[Extracted records]
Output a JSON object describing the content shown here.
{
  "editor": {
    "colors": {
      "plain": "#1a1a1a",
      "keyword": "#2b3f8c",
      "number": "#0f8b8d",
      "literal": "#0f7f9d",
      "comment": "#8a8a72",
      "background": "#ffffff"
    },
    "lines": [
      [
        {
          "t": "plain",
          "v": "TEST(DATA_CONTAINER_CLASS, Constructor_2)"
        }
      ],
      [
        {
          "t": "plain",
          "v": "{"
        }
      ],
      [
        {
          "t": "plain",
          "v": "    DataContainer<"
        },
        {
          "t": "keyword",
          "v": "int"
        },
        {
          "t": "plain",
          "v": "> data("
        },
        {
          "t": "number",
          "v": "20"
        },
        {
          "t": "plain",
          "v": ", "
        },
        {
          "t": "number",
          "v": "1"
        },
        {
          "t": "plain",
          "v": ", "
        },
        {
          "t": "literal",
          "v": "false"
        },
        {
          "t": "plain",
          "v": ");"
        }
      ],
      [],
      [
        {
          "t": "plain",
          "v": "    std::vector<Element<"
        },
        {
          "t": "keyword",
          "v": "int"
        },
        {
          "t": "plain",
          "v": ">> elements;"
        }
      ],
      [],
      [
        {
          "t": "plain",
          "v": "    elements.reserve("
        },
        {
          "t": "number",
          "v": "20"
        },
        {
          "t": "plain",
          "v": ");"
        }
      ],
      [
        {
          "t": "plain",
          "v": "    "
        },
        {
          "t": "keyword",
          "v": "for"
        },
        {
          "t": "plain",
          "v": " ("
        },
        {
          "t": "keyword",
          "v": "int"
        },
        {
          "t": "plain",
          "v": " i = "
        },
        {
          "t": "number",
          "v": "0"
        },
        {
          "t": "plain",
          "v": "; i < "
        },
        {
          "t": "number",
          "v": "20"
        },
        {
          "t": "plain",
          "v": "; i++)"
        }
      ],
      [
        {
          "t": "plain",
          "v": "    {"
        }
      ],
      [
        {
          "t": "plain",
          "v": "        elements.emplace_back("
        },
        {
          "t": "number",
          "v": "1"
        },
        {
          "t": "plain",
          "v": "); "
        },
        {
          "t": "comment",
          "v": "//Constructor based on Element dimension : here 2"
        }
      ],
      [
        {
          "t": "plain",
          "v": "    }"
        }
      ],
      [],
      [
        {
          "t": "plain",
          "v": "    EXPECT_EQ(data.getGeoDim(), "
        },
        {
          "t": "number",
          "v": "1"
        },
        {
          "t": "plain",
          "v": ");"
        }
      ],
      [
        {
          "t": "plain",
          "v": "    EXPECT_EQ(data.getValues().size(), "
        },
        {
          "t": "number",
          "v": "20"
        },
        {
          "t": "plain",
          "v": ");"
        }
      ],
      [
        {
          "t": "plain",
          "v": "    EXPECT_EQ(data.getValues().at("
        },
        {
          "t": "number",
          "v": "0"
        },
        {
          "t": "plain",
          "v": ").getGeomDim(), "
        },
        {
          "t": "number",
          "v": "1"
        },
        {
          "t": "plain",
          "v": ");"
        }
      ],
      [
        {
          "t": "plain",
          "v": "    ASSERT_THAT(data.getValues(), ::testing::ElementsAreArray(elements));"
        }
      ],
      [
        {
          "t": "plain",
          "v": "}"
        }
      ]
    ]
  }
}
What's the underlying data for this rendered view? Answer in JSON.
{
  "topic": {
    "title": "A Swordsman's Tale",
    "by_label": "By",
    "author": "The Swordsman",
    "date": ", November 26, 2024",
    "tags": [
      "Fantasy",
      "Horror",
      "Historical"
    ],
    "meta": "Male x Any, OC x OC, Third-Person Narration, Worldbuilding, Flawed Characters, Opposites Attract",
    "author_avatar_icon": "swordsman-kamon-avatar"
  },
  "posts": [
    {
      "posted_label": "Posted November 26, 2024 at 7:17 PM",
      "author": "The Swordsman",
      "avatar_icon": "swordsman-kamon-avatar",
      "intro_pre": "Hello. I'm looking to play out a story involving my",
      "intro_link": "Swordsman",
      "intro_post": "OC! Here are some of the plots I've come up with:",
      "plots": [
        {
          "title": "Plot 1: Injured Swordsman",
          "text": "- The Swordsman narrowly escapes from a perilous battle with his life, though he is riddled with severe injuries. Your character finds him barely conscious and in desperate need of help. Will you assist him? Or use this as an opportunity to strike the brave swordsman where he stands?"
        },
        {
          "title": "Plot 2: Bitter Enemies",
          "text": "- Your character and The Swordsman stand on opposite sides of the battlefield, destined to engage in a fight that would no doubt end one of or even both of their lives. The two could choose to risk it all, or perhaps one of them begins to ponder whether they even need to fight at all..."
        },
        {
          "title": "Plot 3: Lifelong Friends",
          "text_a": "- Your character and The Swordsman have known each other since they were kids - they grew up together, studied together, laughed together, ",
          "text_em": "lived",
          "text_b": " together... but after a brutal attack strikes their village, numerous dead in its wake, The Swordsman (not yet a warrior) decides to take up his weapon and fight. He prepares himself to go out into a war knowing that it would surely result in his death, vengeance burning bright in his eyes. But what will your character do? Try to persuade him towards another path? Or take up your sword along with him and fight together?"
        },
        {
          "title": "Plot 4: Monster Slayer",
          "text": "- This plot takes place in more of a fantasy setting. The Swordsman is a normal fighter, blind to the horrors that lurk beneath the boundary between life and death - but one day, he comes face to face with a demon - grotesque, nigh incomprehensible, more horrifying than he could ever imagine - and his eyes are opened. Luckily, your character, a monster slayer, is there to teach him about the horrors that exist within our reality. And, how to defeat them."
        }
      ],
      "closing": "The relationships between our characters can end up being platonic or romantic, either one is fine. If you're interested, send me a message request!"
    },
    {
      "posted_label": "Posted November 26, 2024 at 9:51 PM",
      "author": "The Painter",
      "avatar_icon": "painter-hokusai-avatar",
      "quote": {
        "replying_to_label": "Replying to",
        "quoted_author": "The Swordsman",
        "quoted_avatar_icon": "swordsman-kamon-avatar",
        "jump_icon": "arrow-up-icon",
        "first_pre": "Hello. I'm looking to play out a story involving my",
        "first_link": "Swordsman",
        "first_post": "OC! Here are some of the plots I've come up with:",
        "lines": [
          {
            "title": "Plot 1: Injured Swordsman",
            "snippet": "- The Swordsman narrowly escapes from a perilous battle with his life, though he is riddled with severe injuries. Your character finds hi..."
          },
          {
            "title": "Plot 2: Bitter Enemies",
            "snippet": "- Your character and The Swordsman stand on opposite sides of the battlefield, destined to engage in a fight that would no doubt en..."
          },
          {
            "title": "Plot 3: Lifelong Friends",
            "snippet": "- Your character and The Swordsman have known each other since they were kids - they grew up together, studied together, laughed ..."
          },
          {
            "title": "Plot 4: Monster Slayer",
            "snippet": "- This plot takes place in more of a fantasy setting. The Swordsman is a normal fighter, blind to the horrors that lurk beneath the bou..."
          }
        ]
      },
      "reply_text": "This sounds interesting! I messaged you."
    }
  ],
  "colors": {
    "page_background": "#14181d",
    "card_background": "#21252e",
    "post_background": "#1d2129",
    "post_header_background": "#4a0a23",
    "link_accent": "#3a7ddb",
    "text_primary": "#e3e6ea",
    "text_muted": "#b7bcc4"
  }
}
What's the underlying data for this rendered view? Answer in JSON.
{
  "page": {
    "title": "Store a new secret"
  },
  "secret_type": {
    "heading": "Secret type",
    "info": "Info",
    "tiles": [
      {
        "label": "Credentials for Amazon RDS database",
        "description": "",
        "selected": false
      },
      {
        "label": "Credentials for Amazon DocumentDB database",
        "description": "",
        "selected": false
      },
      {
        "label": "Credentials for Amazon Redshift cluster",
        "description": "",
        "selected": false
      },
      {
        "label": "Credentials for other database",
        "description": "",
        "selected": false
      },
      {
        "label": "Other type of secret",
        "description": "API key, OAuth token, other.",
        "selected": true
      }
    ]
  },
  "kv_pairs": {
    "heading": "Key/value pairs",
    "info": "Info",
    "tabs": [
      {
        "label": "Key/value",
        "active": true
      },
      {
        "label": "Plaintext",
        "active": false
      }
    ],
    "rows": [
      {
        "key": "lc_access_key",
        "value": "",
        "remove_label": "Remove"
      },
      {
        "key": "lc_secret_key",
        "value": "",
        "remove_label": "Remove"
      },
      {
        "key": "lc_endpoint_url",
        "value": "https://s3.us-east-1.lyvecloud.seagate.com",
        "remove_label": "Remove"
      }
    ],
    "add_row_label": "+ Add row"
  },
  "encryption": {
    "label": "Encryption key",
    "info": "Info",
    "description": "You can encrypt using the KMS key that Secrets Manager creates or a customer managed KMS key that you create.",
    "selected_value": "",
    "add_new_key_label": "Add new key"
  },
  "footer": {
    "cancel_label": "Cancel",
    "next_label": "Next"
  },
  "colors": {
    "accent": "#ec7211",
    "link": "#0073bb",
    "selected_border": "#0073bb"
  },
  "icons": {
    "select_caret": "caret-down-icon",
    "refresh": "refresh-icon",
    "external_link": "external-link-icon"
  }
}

Your task → Count how many lines hold the string "Lifelong" and give that number alone.

Output for this exercise → 2